### SET TASK
Scan the data that follows and count the lines with the string "title"; answer with the count alone.

###

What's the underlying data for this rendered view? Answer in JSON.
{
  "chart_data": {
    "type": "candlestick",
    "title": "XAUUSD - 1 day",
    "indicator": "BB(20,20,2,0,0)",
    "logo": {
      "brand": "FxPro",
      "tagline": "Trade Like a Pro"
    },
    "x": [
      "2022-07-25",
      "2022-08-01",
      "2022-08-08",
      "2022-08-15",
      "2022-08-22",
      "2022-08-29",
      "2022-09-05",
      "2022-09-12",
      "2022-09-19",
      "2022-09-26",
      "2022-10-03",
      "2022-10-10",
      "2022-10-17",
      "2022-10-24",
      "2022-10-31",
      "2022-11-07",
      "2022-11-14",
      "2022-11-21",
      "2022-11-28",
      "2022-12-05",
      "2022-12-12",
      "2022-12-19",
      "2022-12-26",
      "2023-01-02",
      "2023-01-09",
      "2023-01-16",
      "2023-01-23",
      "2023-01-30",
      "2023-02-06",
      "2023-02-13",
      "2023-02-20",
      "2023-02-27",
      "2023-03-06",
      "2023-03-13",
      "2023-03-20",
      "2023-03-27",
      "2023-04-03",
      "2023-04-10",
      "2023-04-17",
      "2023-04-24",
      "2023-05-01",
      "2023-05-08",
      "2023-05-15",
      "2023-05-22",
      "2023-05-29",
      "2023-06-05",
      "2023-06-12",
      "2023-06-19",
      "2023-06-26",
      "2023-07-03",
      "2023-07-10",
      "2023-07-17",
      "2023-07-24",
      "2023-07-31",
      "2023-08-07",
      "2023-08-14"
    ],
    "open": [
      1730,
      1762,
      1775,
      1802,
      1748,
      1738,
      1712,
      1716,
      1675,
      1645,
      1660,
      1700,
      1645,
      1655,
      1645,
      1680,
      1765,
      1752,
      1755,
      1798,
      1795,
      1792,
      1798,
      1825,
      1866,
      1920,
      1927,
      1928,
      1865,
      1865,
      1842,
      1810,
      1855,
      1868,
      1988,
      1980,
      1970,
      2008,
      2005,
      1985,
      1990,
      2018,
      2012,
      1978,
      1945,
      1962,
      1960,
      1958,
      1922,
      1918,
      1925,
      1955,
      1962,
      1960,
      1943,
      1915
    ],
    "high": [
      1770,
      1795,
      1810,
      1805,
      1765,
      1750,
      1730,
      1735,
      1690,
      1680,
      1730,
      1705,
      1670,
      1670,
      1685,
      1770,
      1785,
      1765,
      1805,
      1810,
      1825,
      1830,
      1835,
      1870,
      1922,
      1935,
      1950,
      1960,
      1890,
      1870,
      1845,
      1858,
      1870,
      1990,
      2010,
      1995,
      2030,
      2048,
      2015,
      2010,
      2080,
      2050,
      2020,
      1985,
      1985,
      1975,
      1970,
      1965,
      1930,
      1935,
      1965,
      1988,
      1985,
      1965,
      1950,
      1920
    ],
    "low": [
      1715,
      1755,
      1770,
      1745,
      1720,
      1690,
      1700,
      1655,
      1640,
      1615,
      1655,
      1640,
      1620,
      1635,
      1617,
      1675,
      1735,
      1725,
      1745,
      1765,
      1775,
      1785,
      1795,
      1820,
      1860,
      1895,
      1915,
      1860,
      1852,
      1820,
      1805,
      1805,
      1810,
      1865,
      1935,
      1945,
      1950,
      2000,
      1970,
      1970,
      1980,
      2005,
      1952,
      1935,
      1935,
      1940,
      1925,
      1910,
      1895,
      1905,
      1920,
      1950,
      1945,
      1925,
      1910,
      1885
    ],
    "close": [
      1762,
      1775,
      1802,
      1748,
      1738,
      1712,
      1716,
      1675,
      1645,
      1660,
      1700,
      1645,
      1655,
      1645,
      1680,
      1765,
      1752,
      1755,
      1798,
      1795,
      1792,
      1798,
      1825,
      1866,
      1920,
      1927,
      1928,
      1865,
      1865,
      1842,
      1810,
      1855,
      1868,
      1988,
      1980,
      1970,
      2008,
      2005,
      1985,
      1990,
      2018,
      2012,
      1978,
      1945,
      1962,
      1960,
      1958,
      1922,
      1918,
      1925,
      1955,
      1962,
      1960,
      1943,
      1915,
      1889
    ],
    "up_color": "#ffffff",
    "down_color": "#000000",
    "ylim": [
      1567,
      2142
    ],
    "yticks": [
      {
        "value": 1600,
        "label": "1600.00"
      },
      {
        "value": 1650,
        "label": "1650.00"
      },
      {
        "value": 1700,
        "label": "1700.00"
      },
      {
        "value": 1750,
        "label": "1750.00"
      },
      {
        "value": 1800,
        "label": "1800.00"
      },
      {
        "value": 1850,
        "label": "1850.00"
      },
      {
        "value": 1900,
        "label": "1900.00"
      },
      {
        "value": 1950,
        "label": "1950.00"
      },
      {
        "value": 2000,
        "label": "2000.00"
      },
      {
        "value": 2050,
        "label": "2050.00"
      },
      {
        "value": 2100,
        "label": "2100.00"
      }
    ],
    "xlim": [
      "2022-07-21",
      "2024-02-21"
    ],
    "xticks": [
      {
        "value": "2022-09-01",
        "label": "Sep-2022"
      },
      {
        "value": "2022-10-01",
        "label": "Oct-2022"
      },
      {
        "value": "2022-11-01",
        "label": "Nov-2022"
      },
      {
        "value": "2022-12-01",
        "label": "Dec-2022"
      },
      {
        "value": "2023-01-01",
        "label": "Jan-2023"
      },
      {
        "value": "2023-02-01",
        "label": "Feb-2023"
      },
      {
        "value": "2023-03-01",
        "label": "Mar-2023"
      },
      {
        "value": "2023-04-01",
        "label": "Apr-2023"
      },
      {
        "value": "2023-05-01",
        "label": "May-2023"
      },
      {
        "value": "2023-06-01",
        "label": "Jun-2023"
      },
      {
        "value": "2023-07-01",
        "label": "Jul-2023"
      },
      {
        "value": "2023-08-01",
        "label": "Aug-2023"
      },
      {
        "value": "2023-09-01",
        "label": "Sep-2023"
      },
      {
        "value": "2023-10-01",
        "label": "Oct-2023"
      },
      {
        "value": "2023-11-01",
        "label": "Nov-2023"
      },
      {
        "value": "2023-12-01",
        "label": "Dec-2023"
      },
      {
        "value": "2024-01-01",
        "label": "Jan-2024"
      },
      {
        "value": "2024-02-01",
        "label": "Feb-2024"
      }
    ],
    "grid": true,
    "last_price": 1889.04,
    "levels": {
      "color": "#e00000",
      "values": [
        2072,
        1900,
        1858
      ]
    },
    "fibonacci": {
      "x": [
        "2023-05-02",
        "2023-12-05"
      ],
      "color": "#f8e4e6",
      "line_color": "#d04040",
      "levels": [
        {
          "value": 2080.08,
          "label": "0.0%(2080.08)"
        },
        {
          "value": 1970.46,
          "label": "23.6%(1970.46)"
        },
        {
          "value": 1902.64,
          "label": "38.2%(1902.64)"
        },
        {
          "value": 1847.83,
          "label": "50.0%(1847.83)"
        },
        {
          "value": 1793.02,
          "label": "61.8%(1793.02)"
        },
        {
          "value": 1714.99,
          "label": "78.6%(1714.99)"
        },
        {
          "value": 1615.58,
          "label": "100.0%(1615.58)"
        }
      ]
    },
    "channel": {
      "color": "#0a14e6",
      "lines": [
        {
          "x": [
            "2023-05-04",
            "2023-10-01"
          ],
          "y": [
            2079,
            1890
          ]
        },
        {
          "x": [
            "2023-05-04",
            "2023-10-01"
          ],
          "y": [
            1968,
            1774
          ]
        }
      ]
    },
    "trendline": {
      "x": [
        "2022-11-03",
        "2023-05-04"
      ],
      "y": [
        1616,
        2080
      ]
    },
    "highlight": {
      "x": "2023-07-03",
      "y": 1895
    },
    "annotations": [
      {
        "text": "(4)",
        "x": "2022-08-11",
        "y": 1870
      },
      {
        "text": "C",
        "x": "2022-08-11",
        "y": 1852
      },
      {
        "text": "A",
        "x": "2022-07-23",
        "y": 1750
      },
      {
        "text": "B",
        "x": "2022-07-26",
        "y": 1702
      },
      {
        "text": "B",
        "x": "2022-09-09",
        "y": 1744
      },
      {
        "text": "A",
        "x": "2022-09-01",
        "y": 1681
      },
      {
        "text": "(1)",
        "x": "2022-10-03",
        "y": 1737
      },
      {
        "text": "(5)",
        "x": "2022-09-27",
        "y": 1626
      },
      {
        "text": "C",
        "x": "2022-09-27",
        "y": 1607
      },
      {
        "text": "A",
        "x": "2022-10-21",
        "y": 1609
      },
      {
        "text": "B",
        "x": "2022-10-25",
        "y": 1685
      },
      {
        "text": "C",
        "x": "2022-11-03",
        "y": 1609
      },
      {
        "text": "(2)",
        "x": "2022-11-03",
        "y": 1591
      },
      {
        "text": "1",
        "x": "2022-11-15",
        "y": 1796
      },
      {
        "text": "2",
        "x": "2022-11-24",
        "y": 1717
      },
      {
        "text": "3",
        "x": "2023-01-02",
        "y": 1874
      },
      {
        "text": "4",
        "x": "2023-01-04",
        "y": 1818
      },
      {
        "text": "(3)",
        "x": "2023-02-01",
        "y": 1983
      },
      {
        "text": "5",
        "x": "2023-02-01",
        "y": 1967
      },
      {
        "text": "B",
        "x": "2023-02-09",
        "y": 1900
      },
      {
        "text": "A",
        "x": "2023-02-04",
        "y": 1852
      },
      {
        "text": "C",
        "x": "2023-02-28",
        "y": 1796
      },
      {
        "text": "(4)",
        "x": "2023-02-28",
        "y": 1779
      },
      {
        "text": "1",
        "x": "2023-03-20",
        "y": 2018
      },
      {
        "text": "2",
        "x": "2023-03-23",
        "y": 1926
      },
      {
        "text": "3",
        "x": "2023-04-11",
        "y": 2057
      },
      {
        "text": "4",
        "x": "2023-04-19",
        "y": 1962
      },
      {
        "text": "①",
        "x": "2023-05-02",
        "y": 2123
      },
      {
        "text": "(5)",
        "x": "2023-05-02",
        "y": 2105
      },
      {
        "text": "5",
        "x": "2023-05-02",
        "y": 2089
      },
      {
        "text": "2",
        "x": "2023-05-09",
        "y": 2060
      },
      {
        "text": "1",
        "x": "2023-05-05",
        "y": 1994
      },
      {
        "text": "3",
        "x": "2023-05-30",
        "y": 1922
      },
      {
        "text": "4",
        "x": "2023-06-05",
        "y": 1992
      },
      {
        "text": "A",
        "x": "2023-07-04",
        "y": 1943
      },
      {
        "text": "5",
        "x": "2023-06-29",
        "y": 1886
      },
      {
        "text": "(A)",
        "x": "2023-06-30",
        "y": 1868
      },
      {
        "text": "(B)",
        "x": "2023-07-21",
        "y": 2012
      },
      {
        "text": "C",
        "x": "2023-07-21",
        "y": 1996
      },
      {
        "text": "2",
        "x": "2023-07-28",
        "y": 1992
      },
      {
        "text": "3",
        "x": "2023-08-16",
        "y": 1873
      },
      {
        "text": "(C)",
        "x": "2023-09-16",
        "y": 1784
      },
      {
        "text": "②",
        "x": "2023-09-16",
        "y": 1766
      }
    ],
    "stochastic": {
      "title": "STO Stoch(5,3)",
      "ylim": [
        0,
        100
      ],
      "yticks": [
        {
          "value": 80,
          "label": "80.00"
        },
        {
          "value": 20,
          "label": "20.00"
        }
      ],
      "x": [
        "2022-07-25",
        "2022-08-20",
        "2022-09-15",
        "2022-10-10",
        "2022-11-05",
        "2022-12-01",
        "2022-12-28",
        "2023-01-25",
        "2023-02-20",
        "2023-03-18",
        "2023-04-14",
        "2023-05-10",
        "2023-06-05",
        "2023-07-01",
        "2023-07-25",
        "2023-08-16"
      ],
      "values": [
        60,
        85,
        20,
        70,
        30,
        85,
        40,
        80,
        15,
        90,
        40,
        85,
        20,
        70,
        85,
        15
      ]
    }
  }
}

###

### WRITTEN SOLUTION
2